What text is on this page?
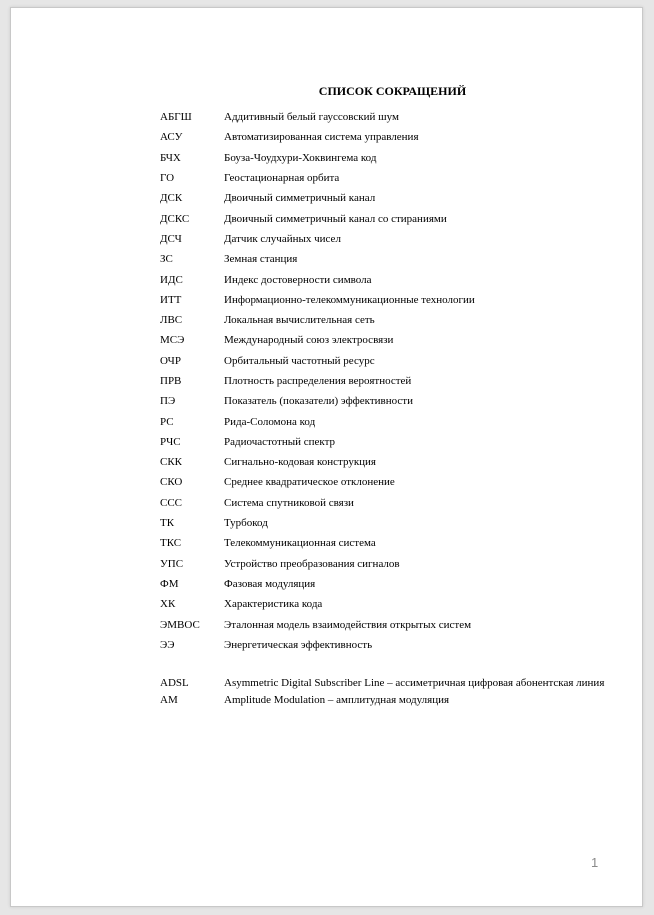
СПИСОК СОКРАЩЕНИЙ
АБГШ	Аддитивный белый гауссовский шум
АСУ	Автоматизированная система управления
БЧХ	Боуза-Чоудхури-Хоквингема код
ГО	Геостационарная орбита
ДСК	Двоичный симметричный канал
ДСКС	Двоичный симметричный канал со стираниями
ДСЧ	Датчик случайных чисел
ЗС	Земная станция
ИДС	Индекс достоверности символа
ИТТ	Информационно-телекоммуникационные технологии
ЛВС	Локальная вычислительная сеть
МСЭ	Международный союз электросвязи
ОЧР	Орбитальный частотный ресурс
ПРВ	Плотность распределения вероятностей
ПЭ	Показатель (показатели) эффективности
РС	Рида-Соломона код
РЧС	Радиочастотный спектр
СКК	Сигнально-кодовая конструкция
СКО	Среднее квадратическое отклонение
ССС	Система спутниковой связи
ТК	Турбокод
ТКС	Телекоммуникационная система
УПС	Устройство преобразования сигналов
ФМ	Фазовая модуляция
ХК	Характеристика кода
ЭМВОС	Эталонная модель взаимодействия открытых систем
ЭЭ	Энергетическая эффективность
ADSL	Asymmetric Digital Subscriber Line – ассиметричная цифровая абонентская линия
AM	Amplitude Modulation – амплитудная модуляция
1
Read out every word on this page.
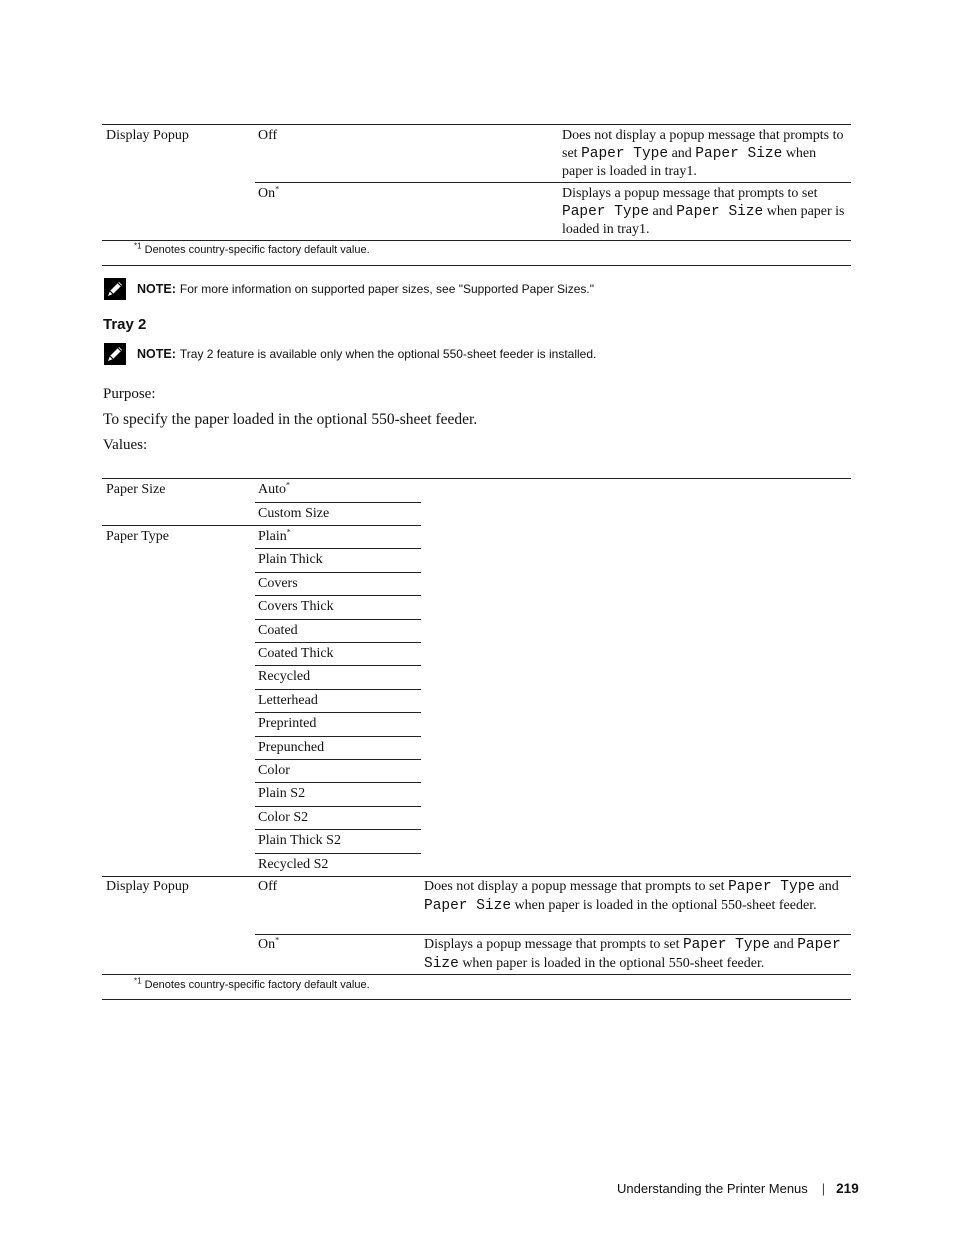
Display Popup	Off	Does not display a popup message that prompts to set Paper Type and Paper Size when paper is loaded in tray1.
On*	Displays a popup message that prompts to set Paper Type and Paper Size when paper is loaded in tray1.
$^{*1}$ Denotes country-specific factory default value.
NOTE: For more information on supported paper sizes, see "Supported Paper Sizes."
Tray 2
NOTE: Tray 2 feature is available only when the optional 550-sheet feeder is installed.
Purpose:
To specify the paper loaded in the optional 550-sheet feeder.
Values:
Paper Size	Auto*
Custom Size
Paper Type	Plain*
Plain Thick
Covers
Covers Thick
Coated
Coated Thick
Recycled
Letterhead
Preprinted
Prepunched
Color
Plain S2
Color S2
Plain Thick S2
Recycled S2
Display Popup	Off	Does not display a popup message that prompts to set Paper Type and Paper Size when paper is loaded in the optional 550-sheet feeder.
On*	Displays a popup message that prompts to set Paper Type and Paper Size when paper is loaded in the optional 550-sheet feeder.
$^{*1}$ Denotes country-specific factory default value.
Understanding the Printer Menus | 219
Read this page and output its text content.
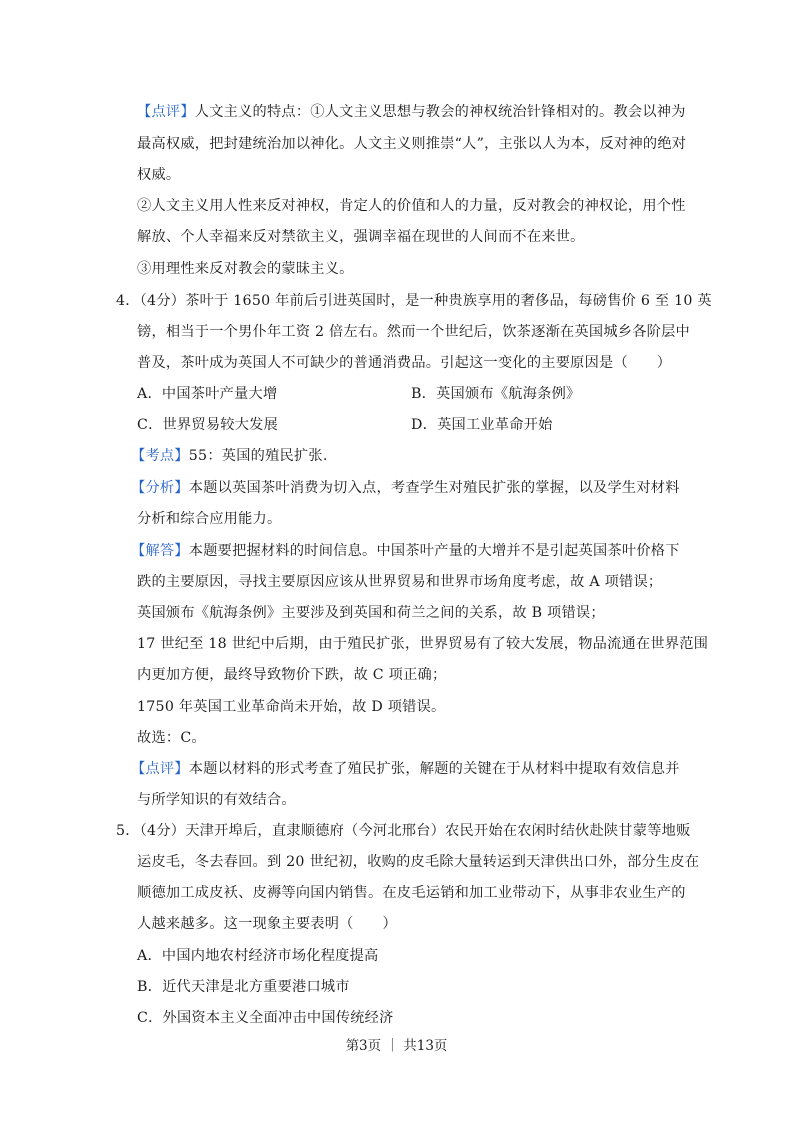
【点评】人文主义的特点：①人文主义思想与教会的神权统治针锋相对的。教会以神为
最高权威，把封建统治加以神化。人文主义则推崇“人”，主张以人为本，反对神的绝对
权威。
②人文主义用人性来反对神权，肯定人的价值和人的力量，反对教会的神权论，用个性
解放、个人幸福来反对禁欲主义，强调幸福在现世的人间而不在来世。
③用理性来反对教会的蒙昧主义。
4．（4分）茶叶于 1650 年前后引进英国时，是一种贵族享用的奢侈品，每磅售价 6 至 10 英
镑，相当于一个男仆年工资 2 倍左右。然而一个世纪后，饮茶逐渐在英国城乡各阶层中
普及，茶叶成为英国人不可缺少的普通消费品。引起这一变化的主要原因是（　　）
A．中国茶叶产量大增	B．英国颁布《航海条例》
C．世界贸易较大发展	D．英国工业革命开始
【考点】55：英国的殖民扩张.
【分析】本题以英国茶叶消费为切入点，考查学生对殖民扩张的掌握，以及学生对材料
分析和综合应用能力。
【解答】本题要把握材料的时间信息。中国茶叶产量的大增并不是引起英国茶叶价格下
跌的主要原因，寻找主要原因应该从世界贸易和世界市场角度考虑，故 A 项错误；
英国颁布《航海条例》主要涉及到英国和荷兰之间的关系，故 B 项错误；
17 世纪至 18 世纪中后期，由于殖民扩张，世界贸易有了较大发展，物品流通在世界范围
内更加方便，最终导致物价下跌，故 C 项正确；
1750 年英国工业革命尚未开始，故 D 项错误。
故选：C。
【点评】本题以材料的形式考查了殖民扩张，解题的关键在于从材料中提取有效信息并
与所学知识的有效结合。
5．（4分）天津开埠后，直隶顺德府（今河北邢台）农民开始在农闲时结伙赴陕甘蒙等地贩
运皮毛，冬去春回。到 20 世纪初，收购的皮毛除大量转运到天津供出口外，部分生皮在
顺德加工成皮袄、皮褥等向国内销售。在皮毛运销和加工业带动下，从事非农业生产的
人越来越多。这一现象主要表明（　　）
A．中国内地农村经济市场化程度提高
B．近代天津是北方重要港口城市
C．外国资本主义全面冲击中国传统经济
第3页 ｜ 共13页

━━━━━━━━━━━━━━━━━━━━

→ **What is expected**
Except for the pictures, print the data above exactly.

→ **Problem solution**
What text is on this page?
СПИСОК СОКРАЩЕНИЙ
АБГШ	Аддитивный белый гауссовский шум
АСУ	Автоматизированная система управления
БЧХ	Боуза-Чоудхури-Хоквингема код
ГО	Геостационарная орбита
ДСК	Двоичный симметричный канал
ДСКС	Двоичный симметричный канал со стираниями
ДСЧ	Датчик случайных чисел
ЗС	Земная станция
ИДС	Индекс достоверности символа
ИТТ	Информационно-телекоммуникационные технологии
ЛВС	Локальная вычислительная сеть
МСЭ	Международный союз электросвязи
ОЧР	Орбитальный частотный ресурс
ПРВ	Плотность распределения вероятностей
ПЭ	Показатель (показатели) эффективности
РС	Рида-Соломона код
РЧС	Радиочастотный спектр
СКК	Сигнально-кодовая конструкция
СКО	Среднее квадратическое отклонение
ССС	Система спутниковой связи
ТК	Турбокод
ТКС	Телекоммуникационная система
УПС	Устройство преобразования сигналов
ФМ	Фазовая модуляция
ХК	Характеристика кода
ЭМВОС	Эталонная модель взаимодействия открытых систем
ЭЭ	Энергетическая эффективность
ADSL	Asymmetric Digital Subscriber Line – ассиметричная цифровая абонентская линия
AM	Amplitude Modulation – амплитудная модуляция
1
Read out every word on this page.
Display Popup	Off	Does not display a popup message that prompts to set Paper Type and Paper Size when paper is loaded in tray1.
On*	Displays a popup message that prompts to set Paper Type and Paper Size when paper is loaded in tray1.
$^{*1}$ Denotes country-specific factory default value.
NOTE: For more information on supported paper sizes, see "Supported Paper Sizes."
Tray 2
NOTE: Tray 2 feature is available only when the optional 550-sheet feeder is installed.
Purpose:
To specify the paper loaded in the optional 550-sheet feeder.
Values:
Paper Size	Auto*
Custom Size
Paper Type	Plain*
Plain Thick
Covers
Covers Thick
Coated
Coated Thick
Recycled
Letterhead
Preprinted
Prepunched
Color
Plain S2
Color S2
Plain Thick S2
Recycled S2
Display Popup	Off	Does not display a popup message that prompts to set Paper Type and Paper Size when paper is loaded in the optional 550-sheet feeder.
On*	Displays a popup message that prompts to set Paper Type and Paper Size when paper is loaded in the optional 550-sheet feeder.
$^{*1}$ Denotes country-specific factory default value.
Understanding the Printer Menus | 219
Read this page and output its text content.
【点评】人文主义的特点：①人文主义思想与教会的神权统治针锋相对的。教会以神为
最高权威，把封建统治加以神化。人文主义则推崇“人”，主张以人为本，反对神的绝对
权威。
②人文主义用人性来反对神权，肯定人的价值和人的力量，反对教会的神权论，用个性
解放、个人幸福来反对禁欲主义，强调幸福在现世的人间而不在来世。
③用理性来反对教会的蒙昧主义。
4．（4分）茶叶于 1650 年前后引进英国时，是一种贵族享用的奢侈品，每磅售价 6 至 10 英
镑，相当于一个男仆年工资 2 倍左右。然而一个世纪后，饮茶逐渐在英国城乡各阶层中
普及，茶叶成为英国人不可缺少的普通消费品。引起这一变化的主要原因是（　　）
A．中国茶叶产量大增	B．英国颁布《航海条例》
C．世界贸易较大发展	D．英国工业革命开始
【考点】55：英国的殖民扩张.
【分析】本题以英国茶叶消费为切入点，考查学生对殖民扩张的掌握，以及学生对材料
分析和综合应用能力。
【解答】本题要把握材料的时间信息。中国茶叶产量的大增并不是引起英国茶叶价格下
跌的主要原因，寻找主要原因应该从世界贸易和世界市场角度考虑，故 A 项错误；
英国颁布《航海条例》主要涉及到英国和荷兰之间的关系，故 B 项错误；
17 世纪至 18 世纪中后期，由于殖民扩张，世界贸易有了较大发展，物品流通在世界范围
内更加方便，最终导致物价下跌，故 C 项正确；
1750 年英国工业革命尚未开始，故 D 项错误。
故选：C。
【点评】本题以材料的形式考查了殖民扩张，解题的关键在于从材料中提取有效信息并
与所学知识的有效结合。
5．（4分）天津开埠后，直隶顺德府（今河北邢台）农民开始在农闲时结伙赴陕甘蒙等地贩
运皮毛，冬去春回。到 20 世纪初，收购的皮毛除大量转运到天津供出口外，部分生皮在
顺德加工成皮袄、皮褥等向国内销售。在皮毛运销和加工业带动下，从事非农业生产的
人越来越多。这一现象主要表明（　　）
A．中国内地农村经济市场化程度提高
B．近代天津是北方重要港口城市
C．外国资本主义全面冲击中国传统经济
第3页 ｜ 共13页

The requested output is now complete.